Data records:

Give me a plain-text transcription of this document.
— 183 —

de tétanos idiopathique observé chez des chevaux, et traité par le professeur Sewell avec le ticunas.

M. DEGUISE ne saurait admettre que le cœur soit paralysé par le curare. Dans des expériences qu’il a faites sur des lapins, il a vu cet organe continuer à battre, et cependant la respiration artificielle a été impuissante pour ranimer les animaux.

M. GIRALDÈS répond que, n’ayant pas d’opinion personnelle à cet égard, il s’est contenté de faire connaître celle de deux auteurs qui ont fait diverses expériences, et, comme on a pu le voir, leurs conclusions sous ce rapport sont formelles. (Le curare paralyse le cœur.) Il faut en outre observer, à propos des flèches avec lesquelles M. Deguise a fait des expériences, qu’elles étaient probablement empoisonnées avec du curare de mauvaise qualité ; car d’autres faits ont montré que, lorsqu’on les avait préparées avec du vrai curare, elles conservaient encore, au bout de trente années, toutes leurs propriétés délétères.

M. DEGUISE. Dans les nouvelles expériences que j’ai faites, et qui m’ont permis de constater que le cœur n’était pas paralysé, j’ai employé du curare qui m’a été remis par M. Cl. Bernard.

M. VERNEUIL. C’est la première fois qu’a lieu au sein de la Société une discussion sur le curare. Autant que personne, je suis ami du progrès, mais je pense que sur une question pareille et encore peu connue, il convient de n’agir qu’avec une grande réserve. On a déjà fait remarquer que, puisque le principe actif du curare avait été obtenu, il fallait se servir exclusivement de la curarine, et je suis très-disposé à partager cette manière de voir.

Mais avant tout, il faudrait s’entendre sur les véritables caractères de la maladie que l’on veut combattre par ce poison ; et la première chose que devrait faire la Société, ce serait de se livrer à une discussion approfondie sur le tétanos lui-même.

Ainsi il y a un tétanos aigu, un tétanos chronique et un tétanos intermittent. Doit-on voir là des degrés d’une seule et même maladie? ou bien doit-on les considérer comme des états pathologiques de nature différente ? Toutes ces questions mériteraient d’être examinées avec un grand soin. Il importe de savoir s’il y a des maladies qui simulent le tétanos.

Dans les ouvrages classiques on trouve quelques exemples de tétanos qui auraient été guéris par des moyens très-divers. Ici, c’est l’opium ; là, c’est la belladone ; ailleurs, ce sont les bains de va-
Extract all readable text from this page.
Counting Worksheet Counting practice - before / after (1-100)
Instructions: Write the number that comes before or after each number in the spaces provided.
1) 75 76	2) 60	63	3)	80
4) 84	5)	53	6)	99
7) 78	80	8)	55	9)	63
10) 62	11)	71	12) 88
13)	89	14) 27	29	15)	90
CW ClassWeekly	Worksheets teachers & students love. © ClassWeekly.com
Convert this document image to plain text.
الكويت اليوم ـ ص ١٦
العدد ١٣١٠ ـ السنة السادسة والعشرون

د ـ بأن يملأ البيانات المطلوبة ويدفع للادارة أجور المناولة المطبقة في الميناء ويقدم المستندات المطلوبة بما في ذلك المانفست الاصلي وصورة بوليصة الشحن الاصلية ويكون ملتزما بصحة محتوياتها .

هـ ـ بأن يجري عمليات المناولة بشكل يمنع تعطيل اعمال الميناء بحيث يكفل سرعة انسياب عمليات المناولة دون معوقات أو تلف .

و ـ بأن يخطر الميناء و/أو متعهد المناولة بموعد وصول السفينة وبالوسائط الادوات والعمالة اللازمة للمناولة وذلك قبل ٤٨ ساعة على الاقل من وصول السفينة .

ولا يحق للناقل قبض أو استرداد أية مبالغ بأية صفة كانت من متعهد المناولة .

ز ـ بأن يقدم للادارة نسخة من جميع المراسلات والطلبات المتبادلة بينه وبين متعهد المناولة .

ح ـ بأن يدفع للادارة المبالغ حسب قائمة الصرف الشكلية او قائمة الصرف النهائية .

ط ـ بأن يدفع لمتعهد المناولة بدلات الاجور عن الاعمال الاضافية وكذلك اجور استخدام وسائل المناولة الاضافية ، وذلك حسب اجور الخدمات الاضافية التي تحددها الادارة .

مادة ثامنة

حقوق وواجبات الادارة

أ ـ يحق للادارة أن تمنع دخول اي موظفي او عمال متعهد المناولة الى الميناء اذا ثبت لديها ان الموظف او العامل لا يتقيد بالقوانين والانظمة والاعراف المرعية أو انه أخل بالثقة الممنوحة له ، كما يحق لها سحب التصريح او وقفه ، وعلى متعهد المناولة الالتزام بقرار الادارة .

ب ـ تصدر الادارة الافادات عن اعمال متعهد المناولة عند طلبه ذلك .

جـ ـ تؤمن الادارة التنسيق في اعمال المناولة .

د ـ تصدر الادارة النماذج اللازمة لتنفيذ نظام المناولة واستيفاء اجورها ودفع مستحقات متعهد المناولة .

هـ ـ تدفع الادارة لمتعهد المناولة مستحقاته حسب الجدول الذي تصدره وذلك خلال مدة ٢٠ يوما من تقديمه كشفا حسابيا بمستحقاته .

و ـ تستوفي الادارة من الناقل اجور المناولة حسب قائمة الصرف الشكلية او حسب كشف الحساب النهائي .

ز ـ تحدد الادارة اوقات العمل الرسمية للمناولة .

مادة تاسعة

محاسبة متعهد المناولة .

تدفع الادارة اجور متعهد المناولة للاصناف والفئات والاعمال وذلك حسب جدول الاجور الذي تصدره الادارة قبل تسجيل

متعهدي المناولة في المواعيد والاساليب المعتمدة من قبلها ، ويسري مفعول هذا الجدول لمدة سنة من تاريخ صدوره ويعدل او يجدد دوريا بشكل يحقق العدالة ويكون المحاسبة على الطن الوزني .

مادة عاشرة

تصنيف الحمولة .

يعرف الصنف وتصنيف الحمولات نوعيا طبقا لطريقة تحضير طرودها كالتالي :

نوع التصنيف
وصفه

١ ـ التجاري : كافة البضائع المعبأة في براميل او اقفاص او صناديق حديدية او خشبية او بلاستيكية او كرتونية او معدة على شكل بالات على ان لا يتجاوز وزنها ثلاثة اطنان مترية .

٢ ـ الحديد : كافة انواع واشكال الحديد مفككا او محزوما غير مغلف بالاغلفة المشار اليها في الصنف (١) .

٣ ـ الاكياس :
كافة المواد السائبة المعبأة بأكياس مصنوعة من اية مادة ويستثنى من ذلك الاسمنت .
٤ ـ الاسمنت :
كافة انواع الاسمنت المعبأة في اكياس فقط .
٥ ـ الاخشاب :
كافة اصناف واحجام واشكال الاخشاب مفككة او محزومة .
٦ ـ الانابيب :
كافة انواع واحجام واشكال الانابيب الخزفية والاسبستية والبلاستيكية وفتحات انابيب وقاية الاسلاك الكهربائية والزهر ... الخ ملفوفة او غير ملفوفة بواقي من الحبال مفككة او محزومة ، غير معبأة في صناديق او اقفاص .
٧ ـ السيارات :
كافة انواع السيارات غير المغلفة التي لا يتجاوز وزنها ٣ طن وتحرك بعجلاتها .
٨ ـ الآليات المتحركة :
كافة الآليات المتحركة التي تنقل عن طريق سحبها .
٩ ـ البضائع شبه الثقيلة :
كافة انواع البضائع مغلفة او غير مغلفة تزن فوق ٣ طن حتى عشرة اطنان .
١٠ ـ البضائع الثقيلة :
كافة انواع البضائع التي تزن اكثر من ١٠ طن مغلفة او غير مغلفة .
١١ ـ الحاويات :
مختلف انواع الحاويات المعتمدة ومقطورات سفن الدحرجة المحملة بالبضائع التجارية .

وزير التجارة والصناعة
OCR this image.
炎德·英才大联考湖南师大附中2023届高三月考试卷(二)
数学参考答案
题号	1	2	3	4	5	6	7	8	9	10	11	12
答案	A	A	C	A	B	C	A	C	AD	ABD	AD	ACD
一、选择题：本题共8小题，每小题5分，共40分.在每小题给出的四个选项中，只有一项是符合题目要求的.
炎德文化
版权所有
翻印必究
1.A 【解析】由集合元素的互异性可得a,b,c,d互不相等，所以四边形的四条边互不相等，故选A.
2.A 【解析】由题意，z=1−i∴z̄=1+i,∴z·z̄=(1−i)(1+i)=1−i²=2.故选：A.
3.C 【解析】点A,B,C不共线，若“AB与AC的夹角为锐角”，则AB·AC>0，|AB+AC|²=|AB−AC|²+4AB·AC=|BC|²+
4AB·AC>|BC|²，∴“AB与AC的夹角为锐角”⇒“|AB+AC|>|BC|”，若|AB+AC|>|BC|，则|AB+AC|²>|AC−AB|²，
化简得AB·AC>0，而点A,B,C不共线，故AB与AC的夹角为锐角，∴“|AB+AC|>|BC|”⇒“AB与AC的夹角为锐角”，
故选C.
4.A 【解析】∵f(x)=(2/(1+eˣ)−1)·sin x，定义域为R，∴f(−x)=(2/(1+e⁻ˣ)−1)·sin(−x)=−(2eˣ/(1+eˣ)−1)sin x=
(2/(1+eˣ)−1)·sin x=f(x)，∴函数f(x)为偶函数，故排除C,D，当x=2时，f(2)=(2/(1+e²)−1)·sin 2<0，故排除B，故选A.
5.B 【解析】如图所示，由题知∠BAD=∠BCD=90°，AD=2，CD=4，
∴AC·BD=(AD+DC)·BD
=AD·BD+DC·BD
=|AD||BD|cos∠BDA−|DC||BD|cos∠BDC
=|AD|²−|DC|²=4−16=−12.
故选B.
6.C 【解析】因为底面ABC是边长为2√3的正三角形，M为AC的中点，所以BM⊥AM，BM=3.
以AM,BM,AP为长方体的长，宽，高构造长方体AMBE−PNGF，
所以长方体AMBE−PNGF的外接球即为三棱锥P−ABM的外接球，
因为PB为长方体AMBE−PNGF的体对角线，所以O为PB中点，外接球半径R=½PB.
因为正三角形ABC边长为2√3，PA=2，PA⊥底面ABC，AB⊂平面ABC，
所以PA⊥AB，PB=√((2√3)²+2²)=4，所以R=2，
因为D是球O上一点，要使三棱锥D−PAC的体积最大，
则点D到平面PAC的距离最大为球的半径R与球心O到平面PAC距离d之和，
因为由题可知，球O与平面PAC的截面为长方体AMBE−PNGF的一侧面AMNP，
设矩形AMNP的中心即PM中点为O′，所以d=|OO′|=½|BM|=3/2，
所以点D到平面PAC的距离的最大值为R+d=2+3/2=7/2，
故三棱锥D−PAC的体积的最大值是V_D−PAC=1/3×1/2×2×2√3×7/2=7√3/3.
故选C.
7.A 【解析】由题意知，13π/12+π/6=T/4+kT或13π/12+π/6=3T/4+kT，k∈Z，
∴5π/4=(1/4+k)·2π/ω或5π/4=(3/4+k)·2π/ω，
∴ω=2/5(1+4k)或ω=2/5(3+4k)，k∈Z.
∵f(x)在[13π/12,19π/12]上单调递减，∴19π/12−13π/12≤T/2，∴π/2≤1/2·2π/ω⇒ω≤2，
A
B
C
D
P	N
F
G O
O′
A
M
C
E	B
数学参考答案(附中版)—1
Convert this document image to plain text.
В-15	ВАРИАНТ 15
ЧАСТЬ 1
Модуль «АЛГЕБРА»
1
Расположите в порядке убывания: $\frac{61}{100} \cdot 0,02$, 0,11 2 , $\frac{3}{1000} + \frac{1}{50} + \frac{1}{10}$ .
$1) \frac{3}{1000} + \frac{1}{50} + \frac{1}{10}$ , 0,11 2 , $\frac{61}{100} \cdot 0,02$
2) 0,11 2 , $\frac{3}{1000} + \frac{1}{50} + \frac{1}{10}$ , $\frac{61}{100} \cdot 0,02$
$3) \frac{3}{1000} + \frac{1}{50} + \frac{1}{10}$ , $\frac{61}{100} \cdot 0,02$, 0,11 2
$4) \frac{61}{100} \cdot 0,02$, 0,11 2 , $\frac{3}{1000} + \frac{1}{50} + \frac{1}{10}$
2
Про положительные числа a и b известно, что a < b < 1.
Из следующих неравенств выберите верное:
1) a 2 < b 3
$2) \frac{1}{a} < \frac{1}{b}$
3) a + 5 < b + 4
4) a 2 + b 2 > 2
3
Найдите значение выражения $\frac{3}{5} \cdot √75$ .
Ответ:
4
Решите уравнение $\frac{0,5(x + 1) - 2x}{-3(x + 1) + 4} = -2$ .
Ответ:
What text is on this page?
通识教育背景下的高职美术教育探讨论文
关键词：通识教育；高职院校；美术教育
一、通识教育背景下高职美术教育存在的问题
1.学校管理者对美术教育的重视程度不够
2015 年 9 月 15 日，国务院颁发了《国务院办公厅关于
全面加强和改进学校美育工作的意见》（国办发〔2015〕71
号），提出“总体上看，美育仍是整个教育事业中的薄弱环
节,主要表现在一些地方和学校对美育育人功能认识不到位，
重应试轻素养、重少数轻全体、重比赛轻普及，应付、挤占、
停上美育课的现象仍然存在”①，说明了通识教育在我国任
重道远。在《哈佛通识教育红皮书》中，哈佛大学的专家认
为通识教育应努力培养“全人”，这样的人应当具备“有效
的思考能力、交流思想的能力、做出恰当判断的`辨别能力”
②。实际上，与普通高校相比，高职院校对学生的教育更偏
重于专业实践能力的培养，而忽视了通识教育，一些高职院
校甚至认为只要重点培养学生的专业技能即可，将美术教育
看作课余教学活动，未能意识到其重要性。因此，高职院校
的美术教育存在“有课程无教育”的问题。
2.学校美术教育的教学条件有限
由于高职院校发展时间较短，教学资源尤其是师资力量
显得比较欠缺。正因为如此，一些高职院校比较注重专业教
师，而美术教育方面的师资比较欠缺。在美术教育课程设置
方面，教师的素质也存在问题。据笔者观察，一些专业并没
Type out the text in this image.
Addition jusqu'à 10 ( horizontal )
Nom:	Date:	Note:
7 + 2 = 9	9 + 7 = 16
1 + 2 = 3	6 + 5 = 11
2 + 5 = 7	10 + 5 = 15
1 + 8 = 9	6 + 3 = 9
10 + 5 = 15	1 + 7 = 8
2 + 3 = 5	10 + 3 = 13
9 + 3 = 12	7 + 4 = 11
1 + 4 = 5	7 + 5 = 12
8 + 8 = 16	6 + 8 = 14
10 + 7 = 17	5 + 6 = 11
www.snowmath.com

● **TASK DESCRIPTION**
Your answer should consist only of the lines from the one with "Type out the text in this image." through the end of the data above, reproduced exactly.

● **THE RESPONSE**
Type out the text in this image.
Addition jusqu'à 10 ( horizontal )
Nom:	Date:	Note:
7 + 2 = 9	9 + 7 = 16
1 + 2 = 3	6 + 5 = 11
2 + 5 = 7	10 + 5 = 15
1 + 8 = 9	6 + 3 = 9
10 + 5 = 15	1 + 7 = 8
2 + 3 = 5	10 + 3 = 13
9 + 3 = 12	7 + 4 = 11
1 + 4 = 5	7 + 5 = 12
8 + 8 = 16	6 + 8 = 14
10 + 7 = 17	5 + 6 = 11
www.snowmath.com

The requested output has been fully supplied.